Copy each line that holds "CONCN".

((

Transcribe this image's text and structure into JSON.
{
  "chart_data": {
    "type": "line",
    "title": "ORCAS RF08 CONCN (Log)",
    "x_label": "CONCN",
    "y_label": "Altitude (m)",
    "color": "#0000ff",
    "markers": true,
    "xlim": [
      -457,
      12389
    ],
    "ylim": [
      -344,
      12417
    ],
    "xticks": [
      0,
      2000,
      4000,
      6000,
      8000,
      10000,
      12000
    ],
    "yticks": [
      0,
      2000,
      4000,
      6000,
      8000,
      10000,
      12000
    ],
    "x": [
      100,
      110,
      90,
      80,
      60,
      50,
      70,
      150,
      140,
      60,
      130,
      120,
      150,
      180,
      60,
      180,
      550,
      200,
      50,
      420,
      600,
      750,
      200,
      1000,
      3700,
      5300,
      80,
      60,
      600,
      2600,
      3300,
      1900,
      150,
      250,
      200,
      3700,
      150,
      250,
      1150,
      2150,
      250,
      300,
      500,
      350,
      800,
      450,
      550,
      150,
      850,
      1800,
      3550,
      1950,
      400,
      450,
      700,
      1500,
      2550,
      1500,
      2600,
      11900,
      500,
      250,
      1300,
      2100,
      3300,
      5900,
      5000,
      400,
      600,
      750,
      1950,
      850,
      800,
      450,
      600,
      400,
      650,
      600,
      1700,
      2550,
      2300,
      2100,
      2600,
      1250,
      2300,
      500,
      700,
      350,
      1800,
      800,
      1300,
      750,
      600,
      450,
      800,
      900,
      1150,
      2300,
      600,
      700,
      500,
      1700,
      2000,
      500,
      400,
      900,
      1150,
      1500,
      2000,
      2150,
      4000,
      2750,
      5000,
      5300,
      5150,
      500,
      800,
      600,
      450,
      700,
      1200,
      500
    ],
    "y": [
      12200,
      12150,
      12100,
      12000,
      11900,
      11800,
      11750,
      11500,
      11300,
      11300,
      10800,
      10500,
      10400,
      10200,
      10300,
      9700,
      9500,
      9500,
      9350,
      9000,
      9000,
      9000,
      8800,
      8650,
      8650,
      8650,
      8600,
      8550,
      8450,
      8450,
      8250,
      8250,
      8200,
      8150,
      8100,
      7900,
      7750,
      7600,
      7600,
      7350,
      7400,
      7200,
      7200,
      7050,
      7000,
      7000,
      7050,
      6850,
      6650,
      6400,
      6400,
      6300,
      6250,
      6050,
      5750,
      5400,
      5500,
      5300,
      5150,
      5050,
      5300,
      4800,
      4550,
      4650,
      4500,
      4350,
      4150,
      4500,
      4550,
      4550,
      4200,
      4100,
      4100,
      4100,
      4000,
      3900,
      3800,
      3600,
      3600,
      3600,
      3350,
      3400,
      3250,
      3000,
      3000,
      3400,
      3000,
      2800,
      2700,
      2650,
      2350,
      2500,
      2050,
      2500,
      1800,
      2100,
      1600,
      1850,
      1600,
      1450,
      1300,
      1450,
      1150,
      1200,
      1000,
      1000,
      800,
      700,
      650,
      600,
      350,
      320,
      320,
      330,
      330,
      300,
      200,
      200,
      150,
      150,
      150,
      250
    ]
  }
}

))

Final result:
    "title": "ORCAS RF08 CONCN (Log)",
    "x_label": "CONCN",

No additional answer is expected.